Required actions:
A – Reproduce the passage on fruit drop and freeze damage below word for word, everything from "Another wave of" down to "by the freeze.".
B – Extend the passage on fruit drop and freeze damage below, starting right after its final sentence.

Another wave of natural fruit drop occurs in late May or early June. This fruit drop is due to competition between fruit for sugars stored and produced by the tree. A tree can only carry a certain load of fruit and will naturally drop smaller and weaker fruit during this period. With the light crops in 2016, competitive drop should be minimal. However, when there are large differences in timing of fruit set (late set fruit on the same twig near to earlier set fruit), the larger fruit will become a sink for resources and the smaller fruit will abort leading to further crop reduction.

In 2016, Asian pears and European pears had some flower losses due to the freeze but still have good crops. Most apples were minimally affected by the freeze.

Sweet cherries in the open have high losses; however, those in high tunnels have full crops if they were covered early. Sour cherries have a much reduced crop. One of the issues with sweet cherries is that cross pollination is needed for many varieties. If a pollinator variety suffered damage, the varieties dependent on the pollinator will have reduced crops, compounding the freeze damage.

Data segment:
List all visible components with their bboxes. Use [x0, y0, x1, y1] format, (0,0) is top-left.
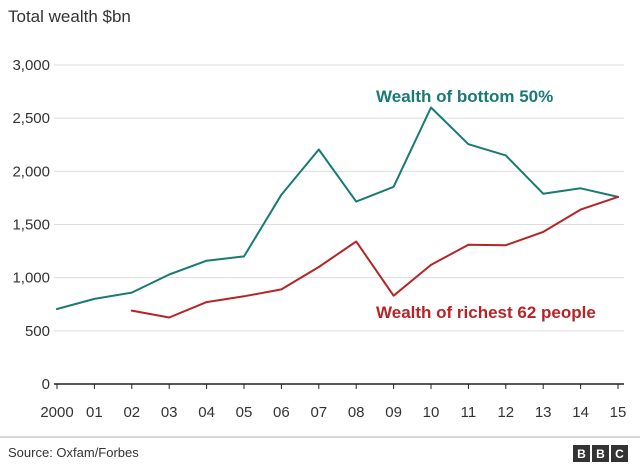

Answers to the exercise:
A –
Another wave of natural fruit drop occurs in late May or early June. This fruit drop is due to competition between fruit for sugars stored and produced by the tree. A tree can only carry a certain load of fruit and will naturally drop smaller and weaker fruit during this period. With the light crops in 2016, competitive drop should be minimal. However, when there are large differences in timing of fruit set (late set fruit on the same twig near to earlier set fruit), the larger fruit will become a sink for resources and the smaller fruit will abort leading to further crop reduction.

In 2016, Asian pears and European pears had some flower losses due to the freeze but still have good crops. Most apples were minimally affected by the freeze.

B –
Marginally hardy fruits such as figs were killed to the base and persimmons were also damaged.

Strawberries also had some fruit losses in both plasticulture and matted row systems and have a higher than normal amount of deformed berries in early pickings. Brambles (raspberries and blackberries) have more tip dieback this year than usual. Early flowering blueberry varieties (mostly Southern highbush) have some freeze loss in our trials at Georgetown, but it will be difficult to estimate yield loss until closer to harvest.